## START Dataset rows

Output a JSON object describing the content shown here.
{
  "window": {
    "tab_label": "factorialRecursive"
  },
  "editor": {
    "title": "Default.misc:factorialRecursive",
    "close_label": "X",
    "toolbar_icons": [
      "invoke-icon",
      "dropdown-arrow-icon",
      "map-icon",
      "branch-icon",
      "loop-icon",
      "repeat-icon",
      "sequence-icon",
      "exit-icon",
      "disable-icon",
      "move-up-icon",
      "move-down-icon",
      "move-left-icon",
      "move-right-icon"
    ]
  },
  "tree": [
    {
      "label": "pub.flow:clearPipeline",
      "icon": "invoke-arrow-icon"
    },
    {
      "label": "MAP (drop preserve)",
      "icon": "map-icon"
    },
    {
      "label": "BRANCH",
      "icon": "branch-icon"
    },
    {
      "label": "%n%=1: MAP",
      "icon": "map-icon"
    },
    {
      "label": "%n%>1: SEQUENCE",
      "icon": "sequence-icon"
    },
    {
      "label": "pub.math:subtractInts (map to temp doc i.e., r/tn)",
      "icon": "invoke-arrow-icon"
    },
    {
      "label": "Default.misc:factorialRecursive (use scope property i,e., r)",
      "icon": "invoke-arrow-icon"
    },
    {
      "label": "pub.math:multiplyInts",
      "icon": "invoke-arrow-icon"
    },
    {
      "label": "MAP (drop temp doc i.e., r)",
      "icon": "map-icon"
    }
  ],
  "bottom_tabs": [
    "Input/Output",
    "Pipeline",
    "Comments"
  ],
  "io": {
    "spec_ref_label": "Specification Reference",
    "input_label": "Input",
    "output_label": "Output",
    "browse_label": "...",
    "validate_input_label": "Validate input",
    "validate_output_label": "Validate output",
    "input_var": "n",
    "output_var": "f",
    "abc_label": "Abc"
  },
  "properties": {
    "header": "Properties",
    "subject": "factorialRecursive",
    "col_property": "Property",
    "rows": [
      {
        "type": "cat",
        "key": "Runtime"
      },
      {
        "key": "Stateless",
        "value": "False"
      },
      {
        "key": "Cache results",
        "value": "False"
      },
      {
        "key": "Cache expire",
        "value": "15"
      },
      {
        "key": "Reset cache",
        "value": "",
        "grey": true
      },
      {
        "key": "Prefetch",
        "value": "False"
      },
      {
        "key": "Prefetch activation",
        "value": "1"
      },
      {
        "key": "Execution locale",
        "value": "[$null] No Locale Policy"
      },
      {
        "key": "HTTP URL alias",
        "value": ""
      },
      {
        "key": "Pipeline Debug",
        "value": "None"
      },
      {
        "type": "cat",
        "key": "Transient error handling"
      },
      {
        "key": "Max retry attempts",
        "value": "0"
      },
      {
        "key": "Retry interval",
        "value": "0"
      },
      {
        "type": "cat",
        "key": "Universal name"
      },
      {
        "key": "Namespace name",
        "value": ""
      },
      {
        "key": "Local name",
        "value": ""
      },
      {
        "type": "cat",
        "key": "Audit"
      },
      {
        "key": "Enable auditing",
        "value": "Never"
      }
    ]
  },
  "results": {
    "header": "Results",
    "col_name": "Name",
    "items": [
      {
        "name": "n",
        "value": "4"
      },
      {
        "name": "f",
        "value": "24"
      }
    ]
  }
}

## END Dataset rows

What you need to do: Output the listing above exactly as it appears.

Exercise result:
Output a JSON object describing the content shown here.
{
  "window": {
    "tab_label": "factorialRecursive"
  },
  "editor": {
    "title": "Default.misc:factorialRecursive",
    "close_label": "X",
    "toolbar_icons": [
      "invoke-icon",
      "dropdown-arrow-icon",
      "map-icon",
      "branch-icon",
      "loop-icon",
      "repeat-icon",
      "sequence-icon",
      "exit-icon",
      "disable-icon",
      "move-up-icon",
      "move-down-icon",
      "move-left-icon",
      "move-right-icon"
    ]
  },
  "tree": [
    {
      "label": "pub.flow:clearPipeline",
      "icon": "invoke-arrow-icon"
    },
    {
      "label": "MAP (drop preserve)",
      "icon": "map-icon"
    },
    {
      "label": "BRANCH",
      "icon": "branch-icon"
    },
    {
      "label": "%n%=1: MAP",
      "icon": "map-icon"
    },
    {
      "label": "%n%>1: SEQUENCE",
      "icon": "sequence-icon"
    },
    {
      "label": "pub.math:subtractInts (map to temp doc i.e., r/tn)",
      "icon": "invoke-arrow-icon"
    },
    {
      "label": "Default.misc:factorialRecursive (use scope property i,e., r)",
      "icon": "invoke-arrow-icon"
    },
    {
      "label": "pub.math:multiplyInts",
      "icon": "invoke-arrow-icon"
    },
    {
      "label": "MAP (drop temp doc i.e., r)",
      "icon": "map-icon"
    }
  ],
  "bottom_tabs": [
    "Input/Output",
    "Pipeline",
    "Comments"
  ],
  "io": {
    "spec_ref_label": "Specification Reference",
    "input_label": "Input",
    "output_label": "Output",
    "browse_label": "...",
    "validate_input_label": "Validate input",
    "validate_output_label": "Validate output",
    "input_var": "n",
    "output_var": "f",
    "abc_label": "Abc"
  },
  "properties": {
    "header": "Properties",
    "subject": "factorialRecursive",
    "col_property": "Property",
    "rows": [
      {
        "type": "cat",
        "key": "Runtime"
      },
      {
        "key": "Stateless",
        "value": "False"
      },
      {
        "key": "Cache results",
        "value": "False"
      },
      {
        "key": "Cache expire",
        "value": "15"
      },
      {
        "key": "Reset cache",
        "value": "",
        "grey": true
      },
      {
        "key": "Prefetch",
        "value": "False"
      },
      {
        "key": "Prefetch activation",
        "value": "1"
      },
      {
        "key": "Execution locale",
        "value": "[$null] No Locale Policy"
      },
      {
        "key": "HTTP URL alias",
        "value": ""
      },
      {
        "key": "Pipeline Debug",
        "value": "None"
      },
      {
        "type": "cat",
        "key": "Transient error handling"
      },
      {
        "key": "Max retry attempts",
        "value": "0"
      },
      {
        "key": "Retry interval",
        "value": "0"
      },
      {
        "type": "cat",
        "key": "Universal name"
      },
      {
        "key": "Namespace name",
        "value": ""
      },
      {
        "key": "Local name",
        "value": ""
      },
      {
        "type": "cat",
        "key": "Audit"
      },
      {
        "key": "Enable auditing",
        "value": "Never"
      }
    ]
  },
  "results": {
    "header": "Results",
    "col_name": "Name",
    "items": [
      {
        "name": "n",
        "value": "4"
      },
      {
        "name": "f",
        "value": "24"
      }
    ]
  }
}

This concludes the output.